### Provided records
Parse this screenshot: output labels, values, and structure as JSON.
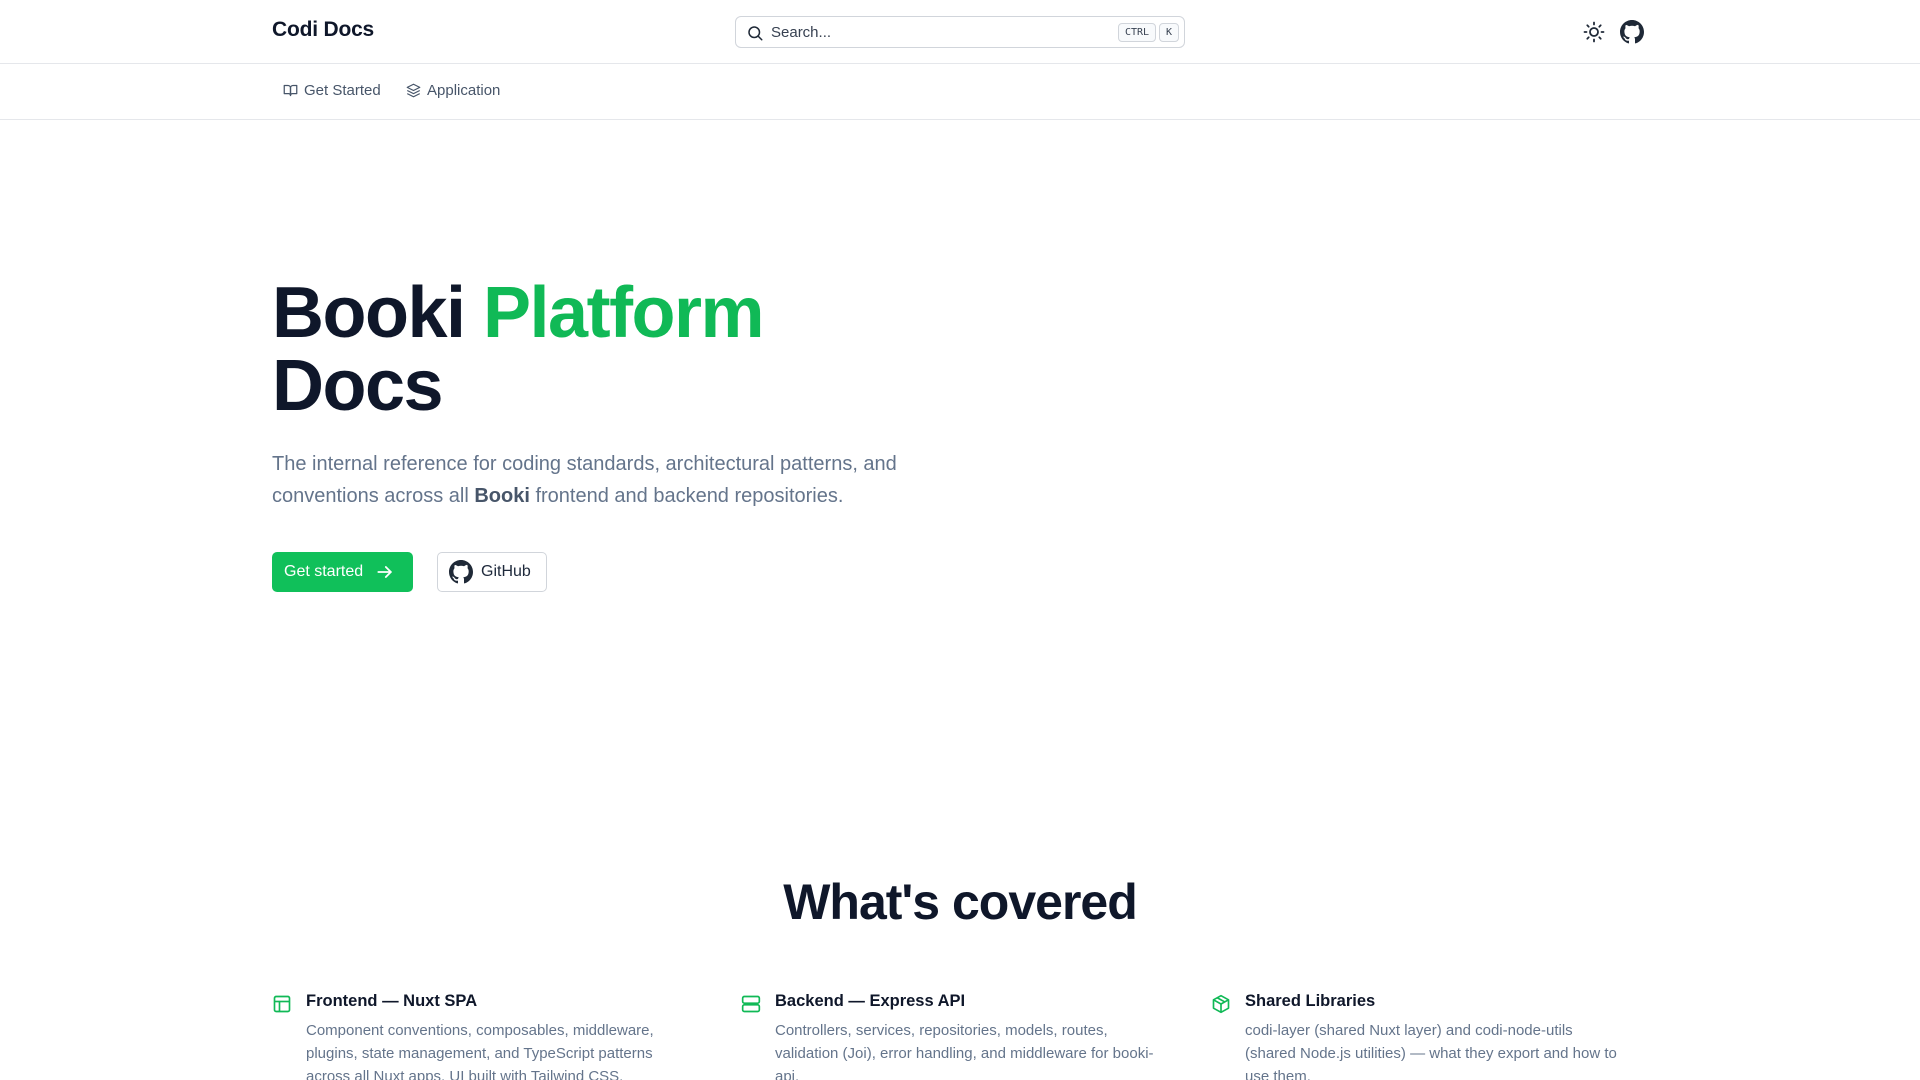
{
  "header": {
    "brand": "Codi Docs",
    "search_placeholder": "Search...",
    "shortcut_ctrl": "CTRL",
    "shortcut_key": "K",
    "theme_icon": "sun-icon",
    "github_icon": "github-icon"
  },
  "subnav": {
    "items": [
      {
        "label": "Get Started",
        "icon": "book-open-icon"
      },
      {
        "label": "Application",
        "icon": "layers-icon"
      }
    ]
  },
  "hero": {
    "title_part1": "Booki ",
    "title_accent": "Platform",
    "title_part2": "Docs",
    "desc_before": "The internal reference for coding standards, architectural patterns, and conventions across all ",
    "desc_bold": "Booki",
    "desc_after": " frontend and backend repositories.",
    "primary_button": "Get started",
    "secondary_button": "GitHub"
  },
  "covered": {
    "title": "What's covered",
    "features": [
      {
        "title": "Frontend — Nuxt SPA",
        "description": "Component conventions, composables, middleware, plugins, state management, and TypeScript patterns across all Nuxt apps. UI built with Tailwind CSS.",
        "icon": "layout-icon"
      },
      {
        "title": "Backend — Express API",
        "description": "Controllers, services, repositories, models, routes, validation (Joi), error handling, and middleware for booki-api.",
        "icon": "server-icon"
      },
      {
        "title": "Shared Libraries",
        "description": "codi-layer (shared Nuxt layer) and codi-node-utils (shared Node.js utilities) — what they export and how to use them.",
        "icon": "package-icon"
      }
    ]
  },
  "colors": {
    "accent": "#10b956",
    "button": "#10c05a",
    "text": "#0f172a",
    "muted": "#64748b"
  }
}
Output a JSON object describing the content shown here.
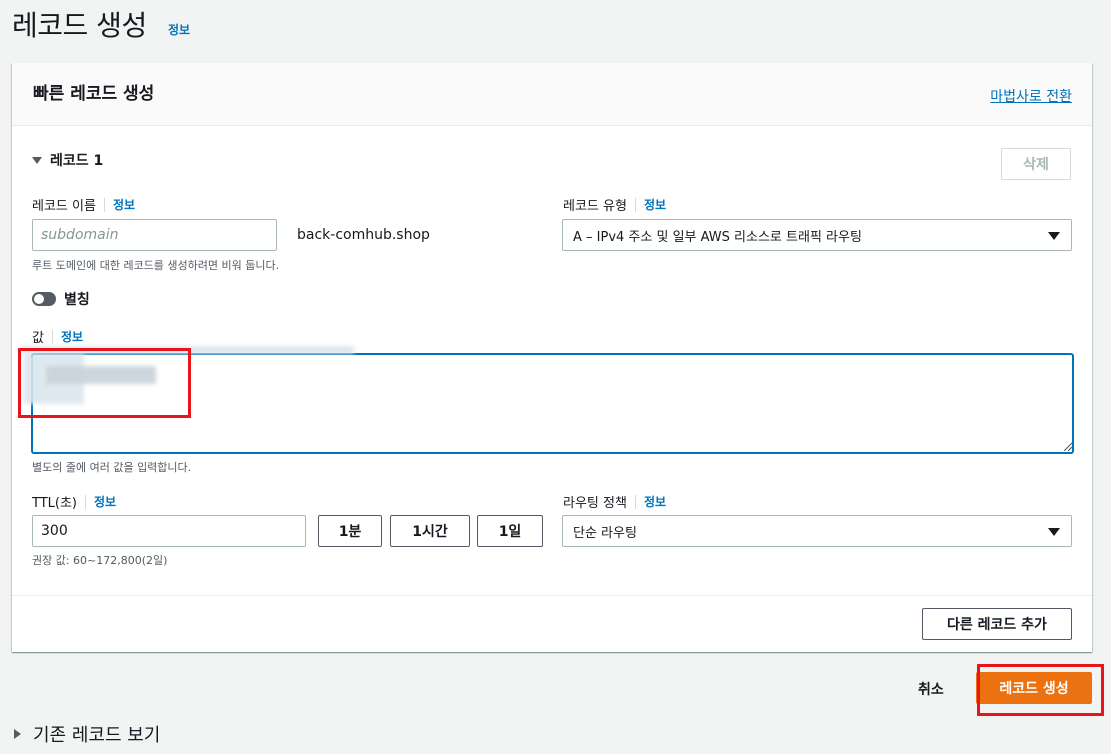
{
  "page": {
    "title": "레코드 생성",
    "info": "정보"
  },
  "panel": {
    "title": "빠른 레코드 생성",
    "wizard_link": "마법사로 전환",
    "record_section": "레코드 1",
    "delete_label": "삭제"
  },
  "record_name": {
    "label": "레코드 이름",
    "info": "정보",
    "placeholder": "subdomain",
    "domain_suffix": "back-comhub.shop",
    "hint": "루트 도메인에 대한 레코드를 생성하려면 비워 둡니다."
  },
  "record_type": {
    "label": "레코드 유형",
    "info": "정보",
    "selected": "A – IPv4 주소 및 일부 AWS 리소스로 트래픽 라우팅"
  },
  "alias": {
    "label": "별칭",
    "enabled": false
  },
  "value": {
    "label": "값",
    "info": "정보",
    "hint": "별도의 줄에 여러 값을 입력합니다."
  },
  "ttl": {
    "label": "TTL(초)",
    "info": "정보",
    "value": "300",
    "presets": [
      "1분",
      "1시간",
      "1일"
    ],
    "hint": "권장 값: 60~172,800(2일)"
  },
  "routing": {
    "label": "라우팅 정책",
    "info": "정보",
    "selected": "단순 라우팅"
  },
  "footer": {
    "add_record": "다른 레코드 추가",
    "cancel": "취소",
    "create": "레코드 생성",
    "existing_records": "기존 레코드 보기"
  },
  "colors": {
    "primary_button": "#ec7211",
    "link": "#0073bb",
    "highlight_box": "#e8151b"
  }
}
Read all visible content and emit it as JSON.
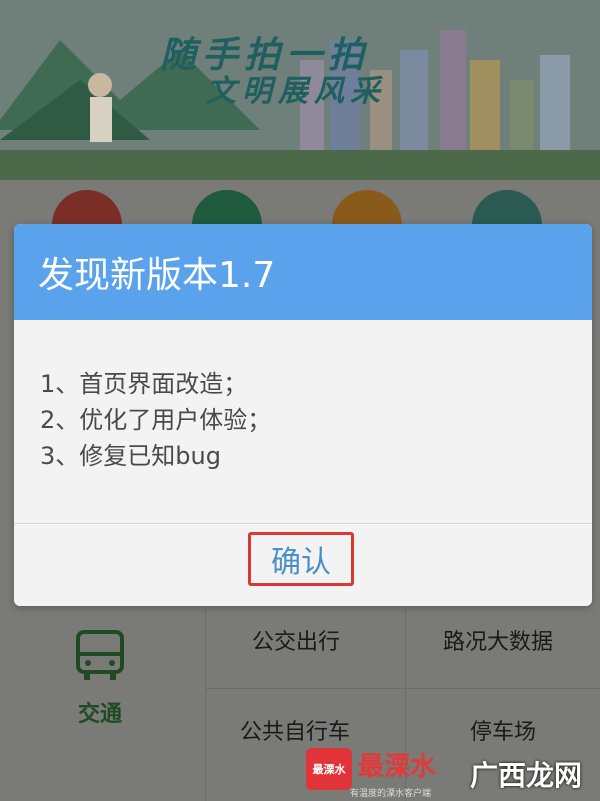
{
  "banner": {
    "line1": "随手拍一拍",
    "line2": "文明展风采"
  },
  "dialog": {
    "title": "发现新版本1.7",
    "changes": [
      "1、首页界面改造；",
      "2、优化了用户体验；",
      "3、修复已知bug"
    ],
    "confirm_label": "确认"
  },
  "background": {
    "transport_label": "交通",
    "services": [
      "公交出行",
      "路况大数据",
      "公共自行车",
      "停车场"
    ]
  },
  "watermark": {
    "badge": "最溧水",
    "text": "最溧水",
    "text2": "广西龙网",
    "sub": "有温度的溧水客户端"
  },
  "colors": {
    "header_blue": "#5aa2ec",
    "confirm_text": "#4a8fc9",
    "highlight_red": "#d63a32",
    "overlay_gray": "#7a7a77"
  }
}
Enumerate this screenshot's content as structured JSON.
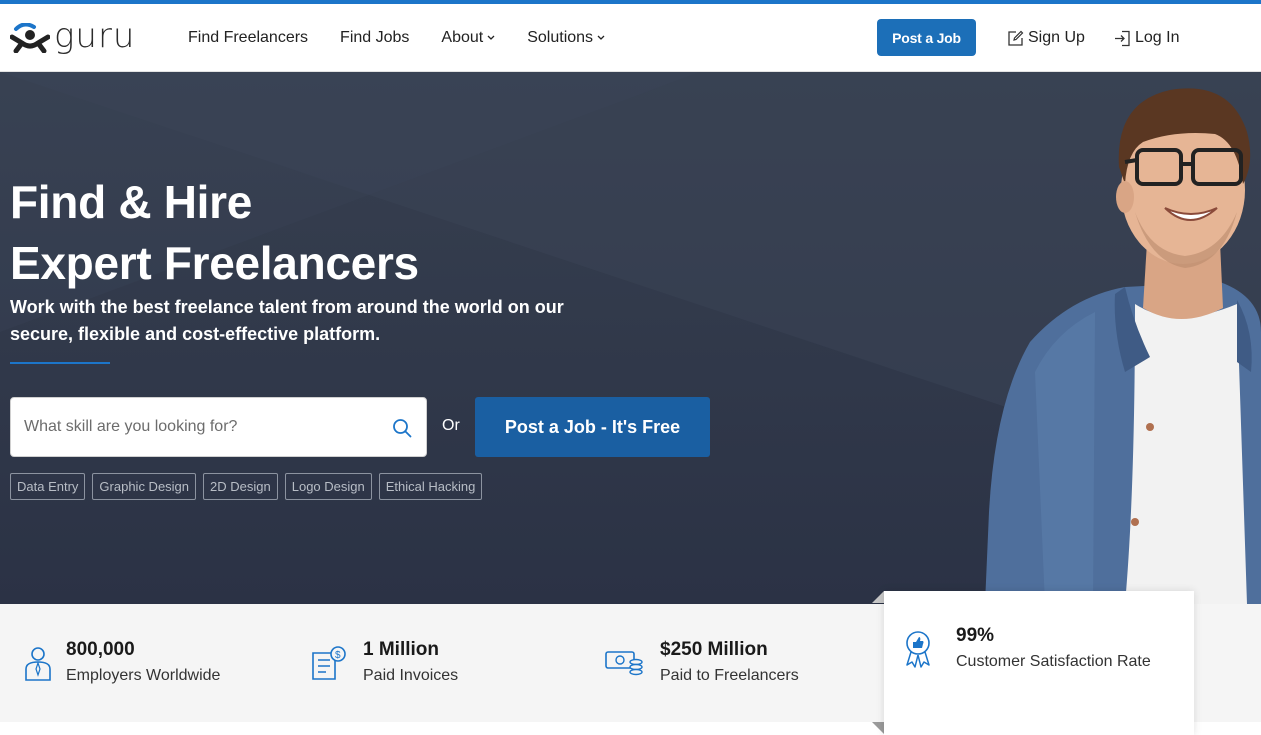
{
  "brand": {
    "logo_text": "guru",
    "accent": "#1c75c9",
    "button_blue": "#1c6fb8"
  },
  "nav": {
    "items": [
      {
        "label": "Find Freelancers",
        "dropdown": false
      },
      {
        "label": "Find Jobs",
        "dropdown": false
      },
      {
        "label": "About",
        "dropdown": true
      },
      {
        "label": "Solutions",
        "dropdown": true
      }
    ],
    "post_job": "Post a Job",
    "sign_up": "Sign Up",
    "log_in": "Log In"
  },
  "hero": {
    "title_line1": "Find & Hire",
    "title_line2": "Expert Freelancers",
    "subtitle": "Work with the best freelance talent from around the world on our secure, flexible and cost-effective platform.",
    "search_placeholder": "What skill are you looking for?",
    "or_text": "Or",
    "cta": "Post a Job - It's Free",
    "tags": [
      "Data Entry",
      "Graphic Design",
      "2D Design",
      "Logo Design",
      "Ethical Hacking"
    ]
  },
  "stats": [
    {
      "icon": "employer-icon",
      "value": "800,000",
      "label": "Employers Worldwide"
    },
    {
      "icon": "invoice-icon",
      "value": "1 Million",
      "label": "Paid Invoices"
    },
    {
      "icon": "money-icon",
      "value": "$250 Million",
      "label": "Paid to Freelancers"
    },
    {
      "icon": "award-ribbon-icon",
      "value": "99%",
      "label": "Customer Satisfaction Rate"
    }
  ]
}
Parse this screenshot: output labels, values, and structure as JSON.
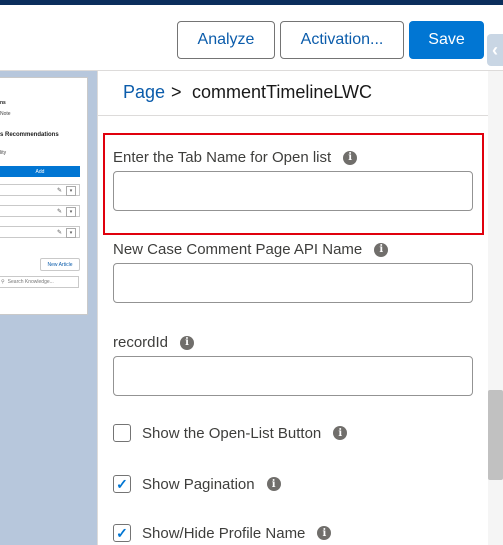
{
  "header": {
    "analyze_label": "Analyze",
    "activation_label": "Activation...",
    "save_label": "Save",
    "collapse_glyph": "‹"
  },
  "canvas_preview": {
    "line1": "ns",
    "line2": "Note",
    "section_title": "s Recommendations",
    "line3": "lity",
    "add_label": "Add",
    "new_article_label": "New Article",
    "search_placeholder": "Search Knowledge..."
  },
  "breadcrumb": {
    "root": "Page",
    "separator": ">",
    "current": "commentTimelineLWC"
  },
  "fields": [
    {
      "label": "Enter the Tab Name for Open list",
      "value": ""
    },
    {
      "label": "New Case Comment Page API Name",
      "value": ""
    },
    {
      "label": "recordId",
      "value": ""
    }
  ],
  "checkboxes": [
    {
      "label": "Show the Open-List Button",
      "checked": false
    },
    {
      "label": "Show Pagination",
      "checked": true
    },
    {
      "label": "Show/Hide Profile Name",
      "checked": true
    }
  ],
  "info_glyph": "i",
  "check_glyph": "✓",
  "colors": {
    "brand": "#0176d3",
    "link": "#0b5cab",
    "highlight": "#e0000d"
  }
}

### Written request
Report each line in the data that holds the word "hint".

### Exercise solution
    "hint": "루트 도메인에 대한 레코드를 생성하려면 비워 둡니다."
    "hint": "별도의 줄에 여러 값을 입력합니다."
    "hint": "권장 값: 60~172,800(2일)"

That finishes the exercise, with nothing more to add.